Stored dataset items
..........

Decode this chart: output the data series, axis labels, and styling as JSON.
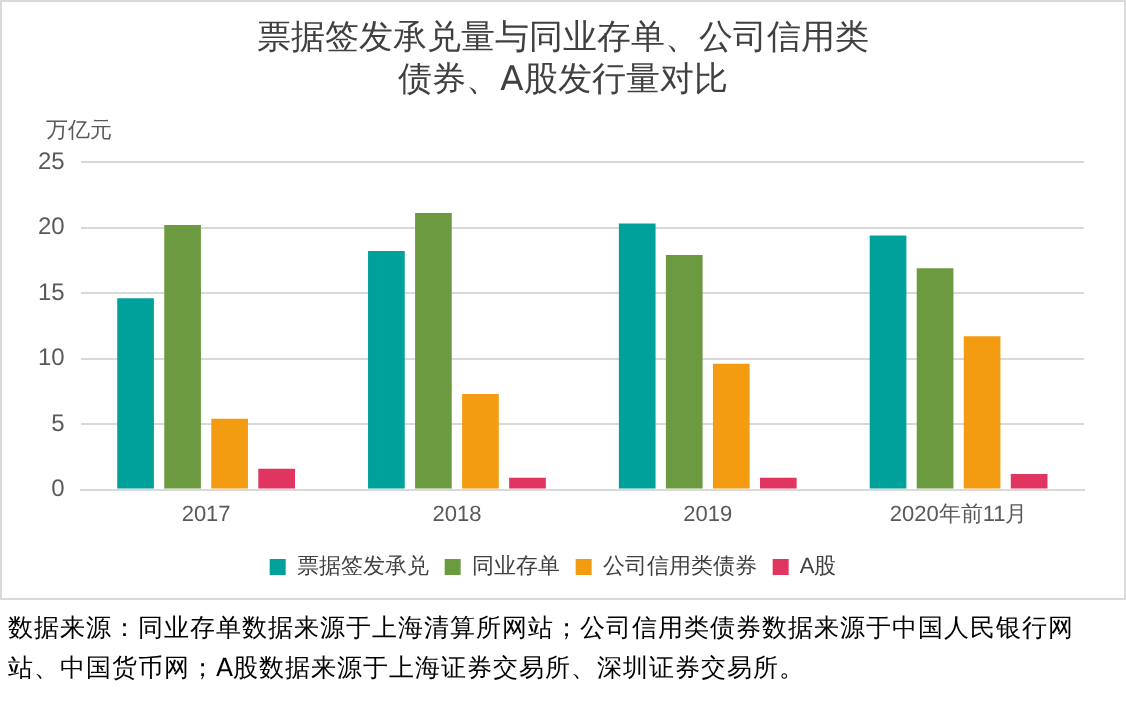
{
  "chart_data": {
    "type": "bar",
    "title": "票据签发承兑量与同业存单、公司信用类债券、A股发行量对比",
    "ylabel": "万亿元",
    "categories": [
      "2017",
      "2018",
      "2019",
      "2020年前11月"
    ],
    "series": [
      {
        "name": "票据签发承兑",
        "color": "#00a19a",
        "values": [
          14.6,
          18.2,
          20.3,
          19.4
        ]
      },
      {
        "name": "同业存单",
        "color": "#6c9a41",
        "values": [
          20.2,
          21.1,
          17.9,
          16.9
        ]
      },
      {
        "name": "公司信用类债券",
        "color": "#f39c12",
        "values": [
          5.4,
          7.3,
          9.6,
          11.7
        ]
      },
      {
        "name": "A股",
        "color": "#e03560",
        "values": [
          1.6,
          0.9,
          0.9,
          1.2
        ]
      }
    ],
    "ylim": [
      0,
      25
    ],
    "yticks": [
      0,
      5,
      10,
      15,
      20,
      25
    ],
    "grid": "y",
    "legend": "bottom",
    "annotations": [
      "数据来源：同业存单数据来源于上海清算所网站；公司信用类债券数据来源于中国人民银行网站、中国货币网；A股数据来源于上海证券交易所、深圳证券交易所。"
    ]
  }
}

..........

Request: Using the material above, count the lines containing the word "series". Reply with the number alone.

Worked answer: 2